▸ Saved entries

..........

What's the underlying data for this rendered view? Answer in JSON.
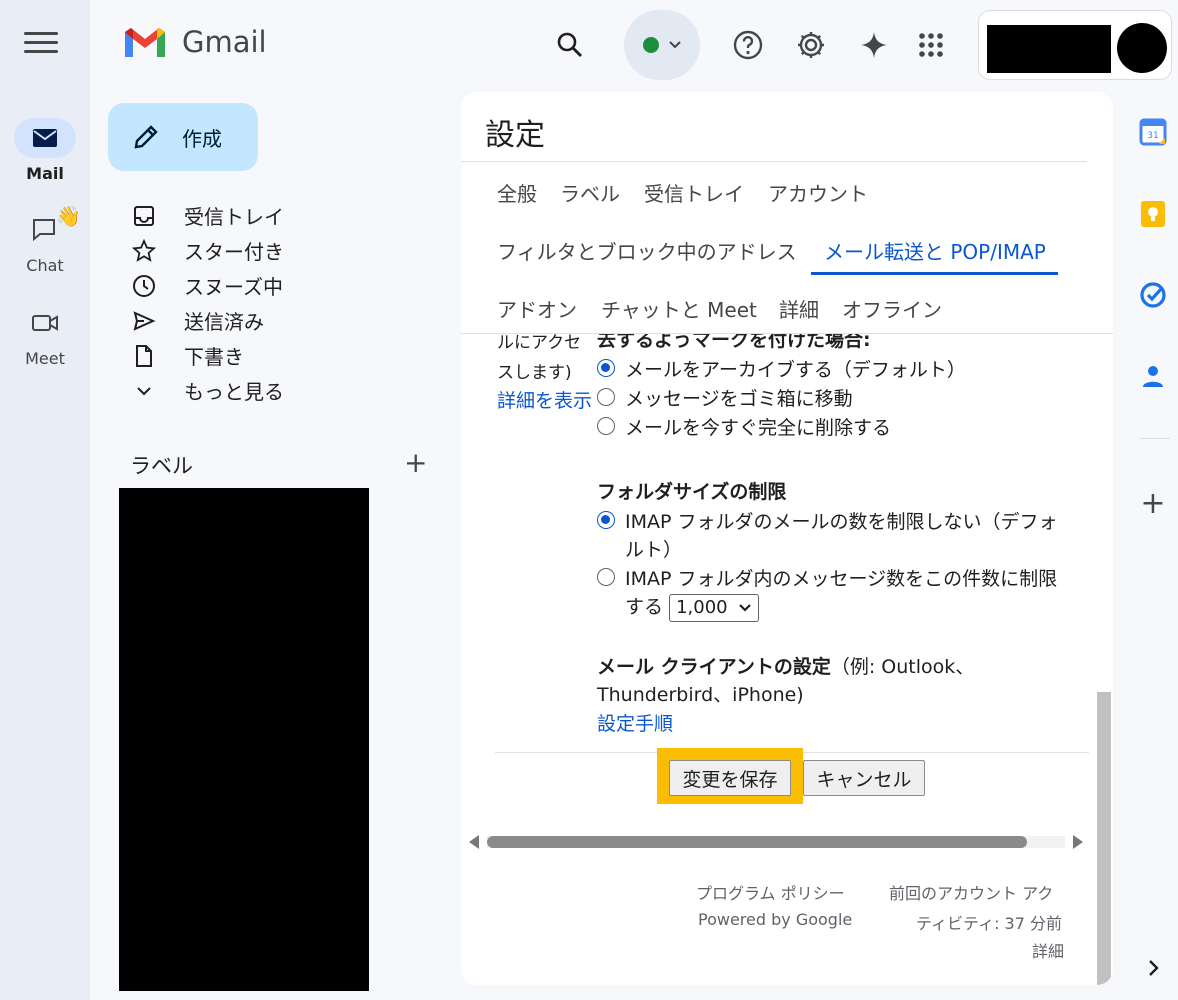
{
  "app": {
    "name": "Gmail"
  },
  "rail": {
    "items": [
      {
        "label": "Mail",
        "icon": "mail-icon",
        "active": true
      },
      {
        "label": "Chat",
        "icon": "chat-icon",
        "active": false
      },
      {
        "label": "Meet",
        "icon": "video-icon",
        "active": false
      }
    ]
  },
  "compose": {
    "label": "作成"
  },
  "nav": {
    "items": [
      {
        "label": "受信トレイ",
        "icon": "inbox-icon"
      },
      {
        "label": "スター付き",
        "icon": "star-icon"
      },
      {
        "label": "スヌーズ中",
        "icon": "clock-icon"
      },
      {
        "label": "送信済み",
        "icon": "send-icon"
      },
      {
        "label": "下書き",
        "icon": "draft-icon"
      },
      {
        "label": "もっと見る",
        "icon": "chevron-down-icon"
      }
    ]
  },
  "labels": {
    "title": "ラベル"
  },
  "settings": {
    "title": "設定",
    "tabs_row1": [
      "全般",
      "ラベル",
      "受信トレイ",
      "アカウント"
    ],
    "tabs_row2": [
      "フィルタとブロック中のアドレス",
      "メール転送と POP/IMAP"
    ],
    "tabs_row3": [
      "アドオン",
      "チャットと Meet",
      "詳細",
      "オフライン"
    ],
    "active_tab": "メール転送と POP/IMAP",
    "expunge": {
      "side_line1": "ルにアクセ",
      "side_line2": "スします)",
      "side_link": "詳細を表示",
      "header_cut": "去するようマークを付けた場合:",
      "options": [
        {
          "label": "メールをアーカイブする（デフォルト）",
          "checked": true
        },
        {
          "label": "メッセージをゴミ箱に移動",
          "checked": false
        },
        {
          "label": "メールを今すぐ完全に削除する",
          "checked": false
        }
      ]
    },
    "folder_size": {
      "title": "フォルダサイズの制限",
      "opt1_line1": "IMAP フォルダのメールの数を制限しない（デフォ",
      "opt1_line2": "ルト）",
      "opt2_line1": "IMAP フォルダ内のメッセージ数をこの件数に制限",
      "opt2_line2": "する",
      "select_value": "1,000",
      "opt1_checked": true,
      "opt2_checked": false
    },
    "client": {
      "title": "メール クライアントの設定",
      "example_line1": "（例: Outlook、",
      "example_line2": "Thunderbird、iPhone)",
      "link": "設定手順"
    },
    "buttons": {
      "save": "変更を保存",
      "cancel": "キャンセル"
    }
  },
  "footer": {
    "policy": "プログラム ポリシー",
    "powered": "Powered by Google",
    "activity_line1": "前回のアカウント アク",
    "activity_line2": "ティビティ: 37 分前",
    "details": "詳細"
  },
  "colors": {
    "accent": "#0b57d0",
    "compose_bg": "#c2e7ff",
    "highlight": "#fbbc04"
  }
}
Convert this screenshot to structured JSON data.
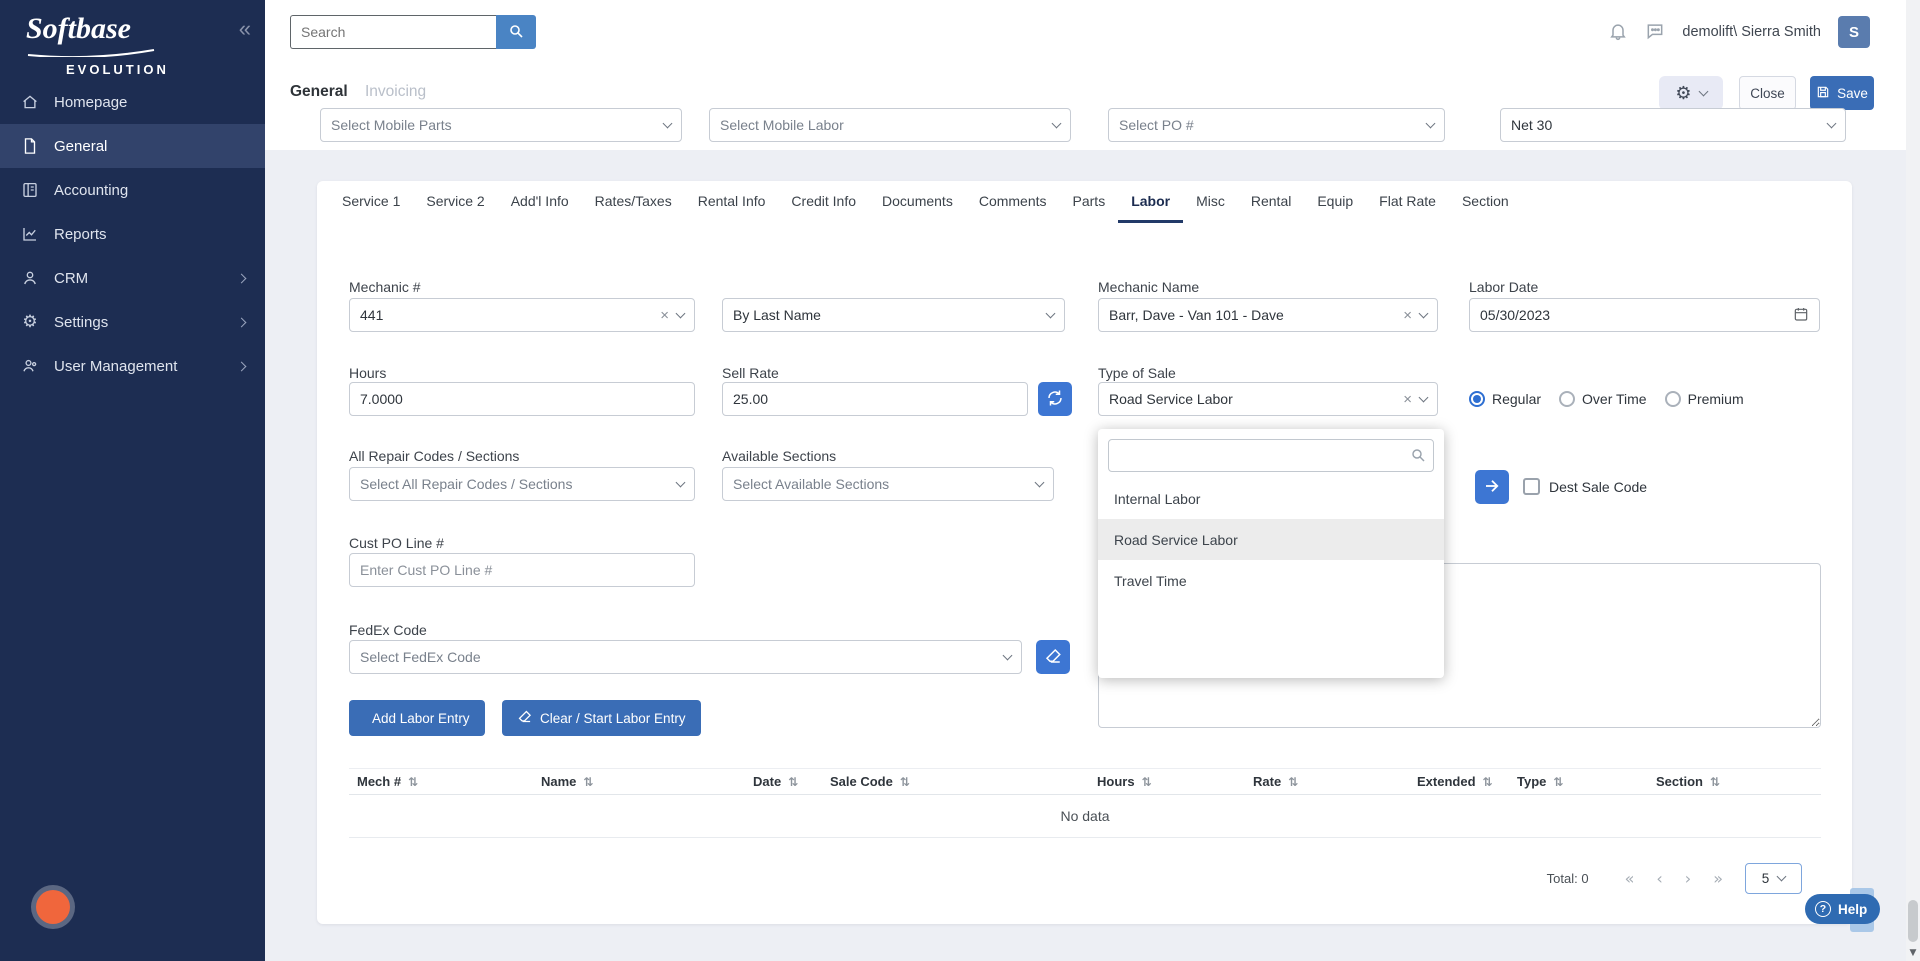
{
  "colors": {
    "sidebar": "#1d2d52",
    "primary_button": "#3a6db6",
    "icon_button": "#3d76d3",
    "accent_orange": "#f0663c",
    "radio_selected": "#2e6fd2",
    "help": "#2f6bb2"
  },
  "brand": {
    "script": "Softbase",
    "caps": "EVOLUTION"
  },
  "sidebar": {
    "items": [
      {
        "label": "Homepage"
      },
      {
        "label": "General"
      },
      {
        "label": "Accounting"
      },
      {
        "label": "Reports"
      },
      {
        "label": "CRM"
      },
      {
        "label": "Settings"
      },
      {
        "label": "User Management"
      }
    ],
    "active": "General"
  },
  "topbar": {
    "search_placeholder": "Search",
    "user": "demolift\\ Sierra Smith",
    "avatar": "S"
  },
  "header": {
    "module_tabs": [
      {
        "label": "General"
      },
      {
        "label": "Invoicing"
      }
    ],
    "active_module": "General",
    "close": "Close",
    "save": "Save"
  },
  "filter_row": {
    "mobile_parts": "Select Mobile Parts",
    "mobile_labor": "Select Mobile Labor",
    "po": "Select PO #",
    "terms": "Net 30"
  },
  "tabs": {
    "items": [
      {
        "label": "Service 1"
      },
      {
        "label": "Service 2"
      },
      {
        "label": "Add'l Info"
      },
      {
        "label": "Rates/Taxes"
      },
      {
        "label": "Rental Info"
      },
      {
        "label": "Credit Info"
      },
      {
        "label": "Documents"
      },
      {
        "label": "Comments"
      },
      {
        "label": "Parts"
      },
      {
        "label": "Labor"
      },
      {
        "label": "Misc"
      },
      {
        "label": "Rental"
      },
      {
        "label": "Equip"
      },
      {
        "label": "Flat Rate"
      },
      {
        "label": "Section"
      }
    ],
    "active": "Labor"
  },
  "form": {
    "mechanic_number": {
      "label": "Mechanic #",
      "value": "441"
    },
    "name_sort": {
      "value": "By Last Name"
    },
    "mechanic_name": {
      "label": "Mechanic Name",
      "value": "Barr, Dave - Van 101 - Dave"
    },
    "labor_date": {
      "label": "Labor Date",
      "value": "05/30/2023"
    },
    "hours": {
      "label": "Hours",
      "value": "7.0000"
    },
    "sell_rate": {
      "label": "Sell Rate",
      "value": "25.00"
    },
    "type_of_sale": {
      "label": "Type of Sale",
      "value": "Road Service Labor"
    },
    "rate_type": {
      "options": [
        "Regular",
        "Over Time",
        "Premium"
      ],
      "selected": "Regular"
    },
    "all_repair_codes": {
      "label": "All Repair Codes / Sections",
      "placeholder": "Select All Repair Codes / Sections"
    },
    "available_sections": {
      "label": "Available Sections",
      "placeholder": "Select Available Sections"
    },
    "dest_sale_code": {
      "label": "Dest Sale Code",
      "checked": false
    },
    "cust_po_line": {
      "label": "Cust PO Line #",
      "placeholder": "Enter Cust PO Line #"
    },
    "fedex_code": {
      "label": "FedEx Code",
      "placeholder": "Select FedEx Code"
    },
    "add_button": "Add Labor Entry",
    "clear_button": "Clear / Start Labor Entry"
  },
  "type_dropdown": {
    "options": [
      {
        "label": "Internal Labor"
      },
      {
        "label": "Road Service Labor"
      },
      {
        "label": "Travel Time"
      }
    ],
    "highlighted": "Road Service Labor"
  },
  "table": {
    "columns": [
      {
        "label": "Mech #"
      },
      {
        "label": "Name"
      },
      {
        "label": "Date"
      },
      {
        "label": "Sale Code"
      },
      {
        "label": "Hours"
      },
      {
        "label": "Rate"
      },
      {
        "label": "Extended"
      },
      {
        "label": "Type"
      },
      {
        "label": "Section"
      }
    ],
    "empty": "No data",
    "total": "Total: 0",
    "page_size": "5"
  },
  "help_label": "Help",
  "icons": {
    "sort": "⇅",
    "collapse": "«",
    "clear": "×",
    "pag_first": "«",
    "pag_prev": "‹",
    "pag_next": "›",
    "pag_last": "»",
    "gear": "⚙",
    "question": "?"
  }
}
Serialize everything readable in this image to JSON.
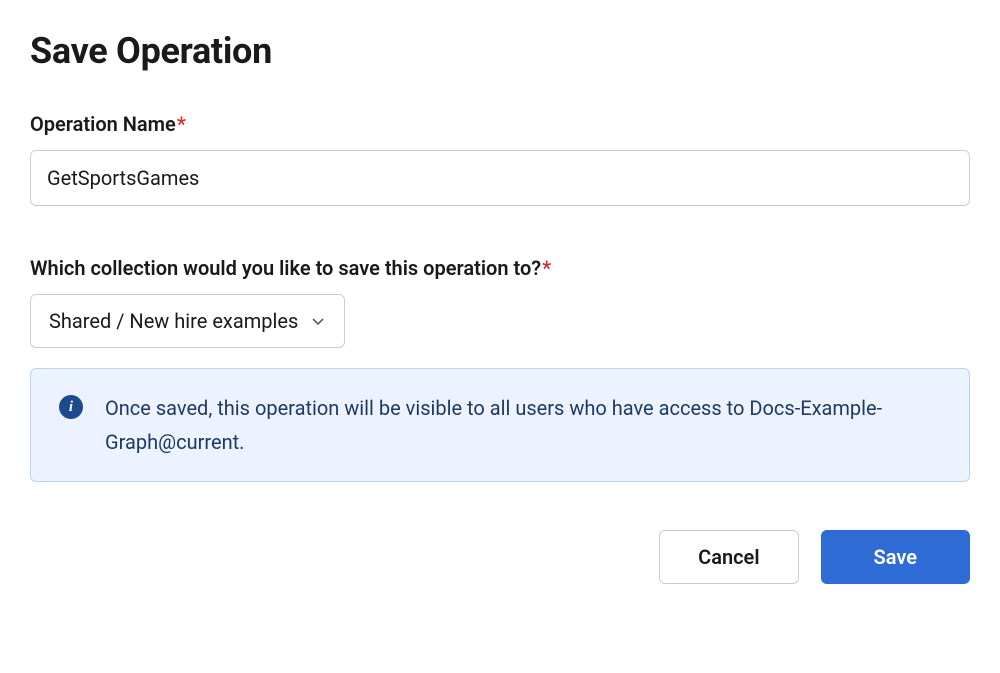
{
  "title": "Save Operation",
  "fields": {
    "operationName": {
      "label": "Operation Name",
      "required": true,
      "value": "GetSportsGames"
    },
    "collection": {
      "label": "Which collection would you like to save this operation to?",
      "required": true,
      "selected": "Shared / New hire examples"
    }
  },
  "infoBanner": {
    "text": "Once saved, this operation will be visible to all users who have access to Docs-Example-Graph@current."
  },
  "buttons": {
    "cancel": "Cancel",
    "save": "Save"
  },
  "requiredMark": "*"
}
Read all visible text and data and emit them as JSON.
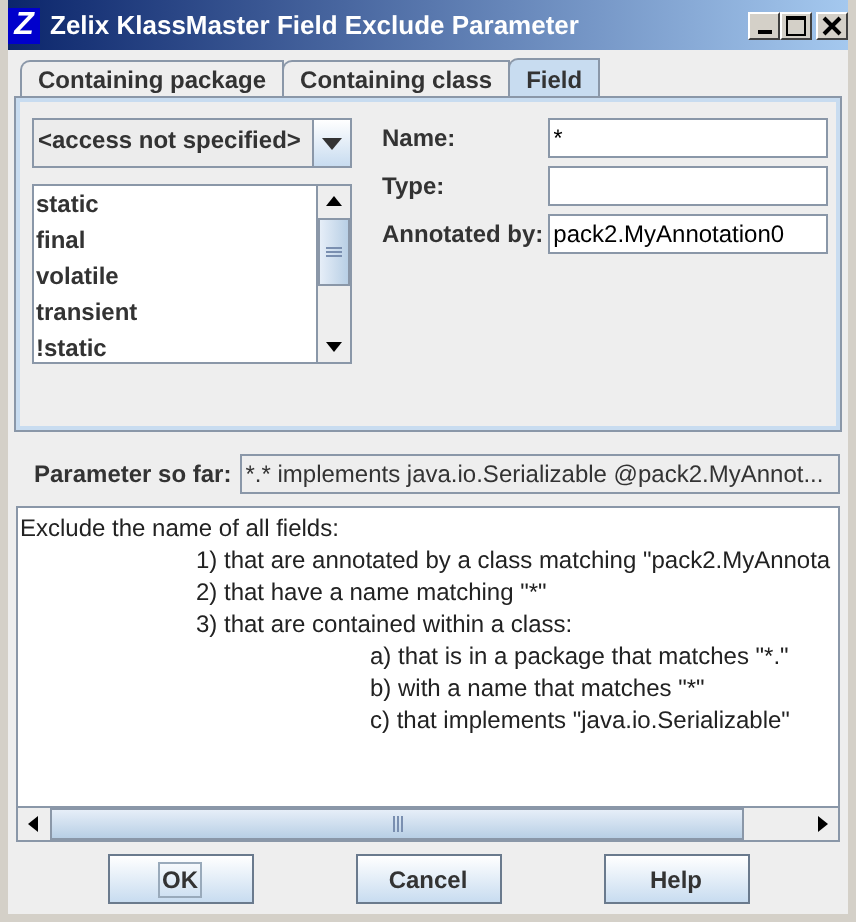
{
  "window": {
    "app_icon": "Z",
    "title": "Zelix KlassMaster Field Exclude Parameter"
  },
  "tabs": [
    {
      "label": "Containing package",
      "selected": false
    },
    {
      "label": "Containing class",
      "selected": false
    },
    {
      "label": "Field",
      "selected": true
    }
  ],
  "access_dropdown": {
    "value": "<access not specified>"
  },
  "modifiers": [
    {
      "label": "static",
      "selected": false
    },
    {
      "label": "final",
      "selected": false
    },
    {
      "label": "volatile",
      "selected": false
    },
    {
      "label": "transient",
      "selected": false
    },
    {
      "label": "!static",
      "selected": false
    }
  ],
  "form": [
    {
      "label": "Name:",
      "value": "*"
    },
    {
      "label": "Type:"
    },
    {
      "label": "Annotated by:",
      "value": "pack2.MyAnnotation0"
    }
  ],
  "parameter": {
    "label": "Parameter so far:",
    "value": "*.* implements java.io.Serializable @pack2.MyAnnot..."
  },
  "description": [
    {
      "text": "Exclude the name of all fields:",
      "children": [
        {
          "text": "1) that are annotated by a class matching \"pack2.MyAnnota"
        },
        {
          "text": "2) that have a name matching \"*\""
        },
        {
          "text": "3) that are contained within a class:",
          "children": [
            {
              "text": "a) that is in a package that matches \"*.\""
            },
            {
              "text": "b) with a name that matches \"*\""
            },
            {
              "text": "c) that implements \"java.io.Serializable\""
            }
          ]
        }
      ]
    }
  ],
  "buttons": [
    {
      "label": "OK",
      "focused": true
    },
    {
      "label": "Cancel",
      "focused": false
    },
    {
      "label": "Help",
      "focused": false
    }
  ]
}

..........

▸ Instructions to follow
Pick out every line holding the string "implements" and return it.

▸ The completed task
    "value": "*.* implements java.io.Serializable @pack2.MyAnnot..."
              "text": "c) that implements \"java.io.Serializable\""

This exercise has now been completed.